## WHAT IS REQUIRED
Lines that hold the string "winter" are to be counted; give only their number.

----

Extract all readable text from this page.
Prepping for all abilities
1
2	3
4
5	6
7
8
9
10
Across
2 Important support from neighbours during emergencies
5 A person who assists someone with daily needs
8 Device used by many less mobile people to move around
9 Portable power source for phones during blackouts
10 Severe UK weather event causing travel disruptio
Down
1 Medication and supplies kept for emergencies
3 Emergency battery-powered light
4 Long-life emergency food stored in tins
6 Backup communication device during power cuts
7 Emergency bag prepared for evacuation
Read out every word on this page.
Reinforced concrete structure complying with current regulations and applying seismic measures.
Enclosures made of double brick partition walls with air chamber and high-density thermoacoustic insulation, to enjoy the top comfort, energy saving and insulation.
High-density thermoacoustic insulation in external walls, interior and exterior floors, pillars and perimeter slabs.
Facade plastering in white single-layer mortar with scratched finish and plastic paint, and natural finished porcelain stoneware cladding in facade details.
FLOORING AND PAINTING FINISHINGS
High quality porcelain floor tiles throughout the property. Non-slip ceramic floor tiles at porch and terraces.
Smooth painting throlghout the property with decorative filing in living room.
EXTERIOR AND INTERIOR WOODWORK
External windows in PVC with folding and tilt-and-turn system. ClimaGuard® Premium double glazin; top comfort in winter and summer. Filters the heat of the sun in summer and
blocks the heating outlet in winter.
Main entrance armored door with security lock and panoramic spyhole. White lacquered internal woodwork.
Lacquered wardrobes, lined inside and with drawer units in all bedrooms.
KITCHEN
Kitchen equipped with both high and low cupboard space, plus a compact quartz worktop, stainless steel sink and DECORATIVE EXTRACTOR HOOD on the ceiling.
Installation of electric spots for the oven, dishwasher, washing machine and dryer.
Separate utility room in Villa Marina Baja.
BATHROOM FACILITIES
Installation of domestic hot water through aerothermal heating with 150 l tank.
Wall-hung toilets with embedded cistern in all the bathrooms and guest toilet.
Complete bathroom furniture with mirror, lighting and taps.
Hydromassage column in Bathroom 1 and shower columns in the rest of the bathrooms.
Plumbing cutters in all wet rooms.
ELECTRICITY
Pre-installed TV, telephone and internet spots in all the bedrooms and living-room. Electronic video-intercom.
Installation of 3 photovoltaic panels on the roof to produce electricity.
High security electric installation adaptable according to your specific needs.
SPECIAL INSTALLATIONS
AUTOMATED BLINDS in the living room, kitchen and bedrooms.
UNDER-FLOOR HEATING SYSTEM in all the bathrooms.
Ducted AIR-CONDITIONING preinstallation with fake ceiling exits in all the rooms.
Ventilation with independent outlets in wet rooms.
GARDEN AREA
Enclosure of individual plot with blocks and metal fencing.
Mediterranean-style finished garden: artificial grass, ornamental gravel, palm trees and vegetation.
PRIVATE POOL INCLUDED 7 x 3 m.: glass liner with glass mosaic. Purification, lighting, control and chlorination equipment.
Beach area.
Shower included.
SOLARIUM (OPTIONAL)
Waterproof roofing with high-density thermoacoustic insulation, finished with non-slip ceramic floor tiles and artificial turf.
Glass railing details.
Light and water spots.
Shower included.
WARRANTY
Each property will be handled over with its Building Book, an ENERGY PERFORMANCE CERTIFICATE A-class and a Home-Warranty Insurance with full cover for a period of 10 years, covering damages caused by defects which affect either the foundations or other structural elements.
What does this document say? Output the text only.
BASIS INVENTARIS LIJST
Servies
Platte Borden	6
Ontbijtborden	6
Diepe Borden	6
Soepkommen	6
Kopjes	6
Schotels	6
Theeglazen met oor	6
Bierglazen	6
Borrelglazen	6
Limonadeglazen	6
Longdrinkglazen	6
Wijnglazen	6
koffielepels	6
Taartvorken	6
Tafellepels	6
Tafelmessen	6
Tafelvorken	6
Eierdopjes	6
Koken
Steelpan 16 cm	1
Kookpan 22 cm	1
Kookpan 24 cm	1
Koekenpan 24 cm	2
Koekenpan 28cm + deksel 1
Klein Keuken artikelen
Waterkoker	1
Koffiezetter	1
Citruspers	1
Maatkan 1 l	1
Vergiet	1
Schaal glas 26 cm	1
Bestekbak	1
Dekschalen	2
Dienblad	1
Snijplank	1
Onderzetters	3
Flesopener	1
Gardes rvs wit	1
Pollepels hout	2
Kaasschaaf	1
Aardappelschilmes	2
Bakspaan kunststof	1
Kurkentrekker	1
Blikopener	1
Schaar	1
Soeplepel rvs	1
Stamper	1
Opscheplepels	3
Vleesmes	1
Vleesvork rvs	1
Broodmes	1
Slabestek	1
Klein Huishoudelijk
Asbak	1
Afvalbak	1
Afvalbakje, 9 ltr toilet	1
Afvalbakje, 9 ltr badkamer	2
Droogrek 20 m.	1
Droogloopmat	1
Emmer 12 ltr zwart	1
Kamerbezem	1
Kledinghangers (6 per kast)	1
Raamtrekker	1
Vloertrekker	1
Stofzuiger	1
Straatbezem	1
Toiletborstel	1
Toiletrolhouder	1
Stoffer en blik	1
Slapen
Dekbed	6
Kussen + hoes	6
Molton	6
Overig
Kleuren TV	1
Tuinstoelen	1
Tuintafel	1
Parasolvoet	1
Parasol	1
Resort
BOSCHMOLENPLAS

----

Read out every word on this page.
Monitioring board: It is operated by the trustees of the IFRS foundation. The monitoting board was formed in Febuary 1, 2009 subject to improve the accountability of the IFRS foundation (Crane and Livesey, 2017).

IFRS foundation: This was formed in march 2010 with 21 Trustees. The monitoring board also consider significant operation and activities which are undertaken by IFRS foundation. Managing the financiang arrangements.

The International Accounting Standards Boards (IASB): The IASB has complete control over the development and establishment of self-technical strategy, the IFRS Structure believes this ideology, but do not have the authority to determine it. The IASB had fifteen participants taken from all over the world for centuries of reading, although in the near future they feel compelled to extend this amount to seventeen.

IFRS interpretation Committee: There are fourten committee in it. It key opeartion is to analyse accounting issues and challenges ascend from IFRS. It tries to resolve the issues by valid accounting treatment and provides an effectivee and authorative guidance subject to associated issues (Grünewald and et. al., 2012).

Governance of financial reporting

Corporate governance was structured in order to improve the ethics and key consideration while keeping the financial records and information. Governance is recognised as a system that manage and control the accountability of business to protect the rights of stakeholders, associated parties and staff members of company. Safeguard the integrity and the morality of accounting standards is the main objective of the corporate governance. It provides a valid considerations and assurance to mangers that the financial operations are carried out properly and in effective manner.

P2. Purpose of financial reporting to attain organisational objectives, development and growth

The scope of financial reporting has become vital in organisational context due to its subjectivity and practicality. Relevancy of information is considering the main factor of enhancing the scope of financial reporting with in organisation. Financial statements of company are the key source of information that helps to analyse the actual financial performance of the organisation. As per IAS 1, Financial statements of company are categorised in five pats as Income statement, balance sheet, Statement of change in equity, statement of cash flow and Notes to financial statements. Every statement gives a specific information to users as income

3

----

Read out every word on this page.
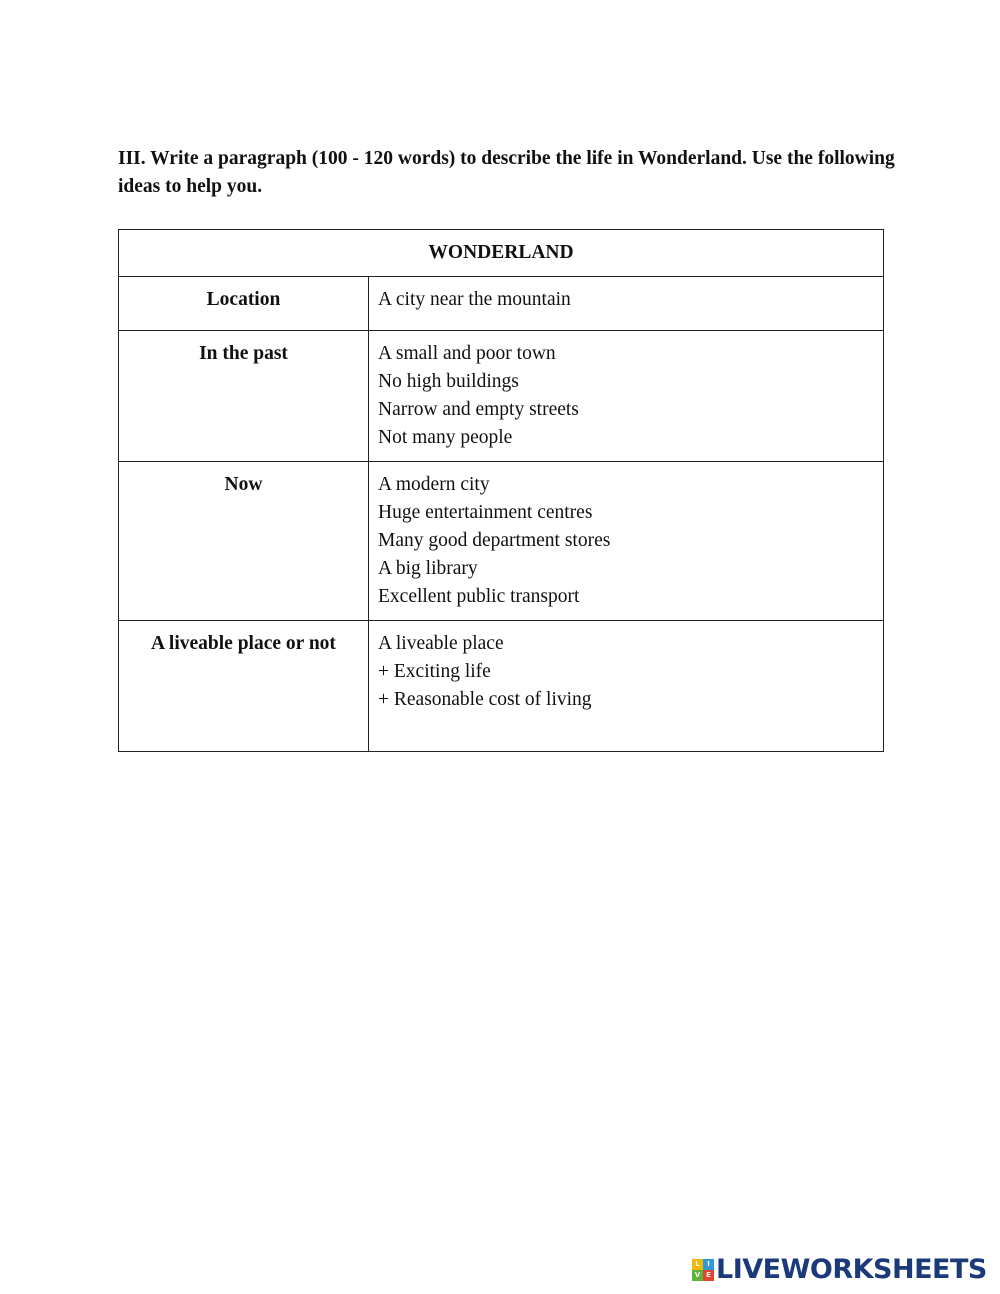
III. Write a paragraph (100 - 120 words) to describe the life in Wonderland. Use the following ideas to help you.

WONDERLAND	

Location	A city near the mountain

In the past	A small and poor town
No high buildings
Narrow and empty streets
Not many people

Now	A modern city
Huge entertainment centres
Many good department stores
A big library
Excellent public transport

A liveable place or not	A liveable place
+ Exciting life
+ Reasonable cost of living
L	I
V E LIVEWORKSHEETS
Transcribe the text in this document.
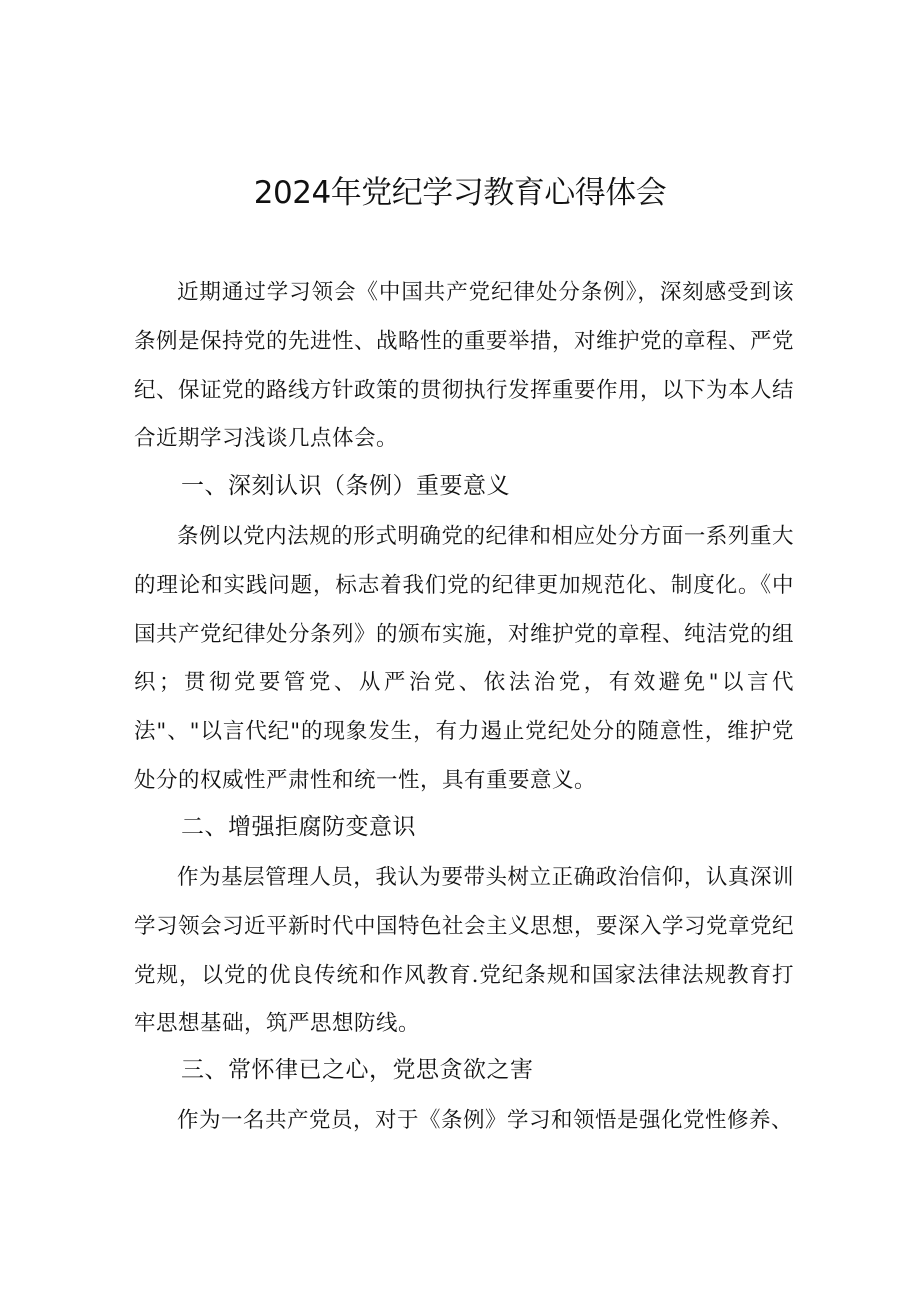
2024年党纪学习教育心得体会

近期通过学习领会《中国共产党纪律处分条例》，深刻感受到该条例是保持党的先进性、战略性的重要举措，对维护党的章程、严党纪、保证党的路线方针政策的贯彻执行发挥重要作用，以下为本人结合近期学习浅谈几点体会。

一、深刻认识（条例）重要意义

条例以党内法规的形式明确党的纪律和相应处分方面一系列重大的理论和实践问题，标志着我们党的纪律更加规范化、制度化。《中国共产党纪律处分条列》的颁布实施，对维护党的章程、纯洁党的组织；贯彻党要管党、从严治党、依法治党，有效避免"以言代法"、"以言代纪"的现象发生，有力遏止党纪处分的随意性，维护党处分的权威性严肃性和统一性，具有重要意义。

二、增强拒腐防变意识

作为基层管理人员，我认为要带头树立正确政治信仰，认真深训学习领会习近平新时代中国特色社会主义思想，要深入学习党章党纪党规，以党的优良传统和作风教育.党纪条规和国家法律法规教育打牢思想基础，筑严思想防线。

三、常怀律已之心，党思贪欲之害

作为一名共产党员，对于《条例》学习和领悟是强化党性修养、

----

## TASK RESULT
2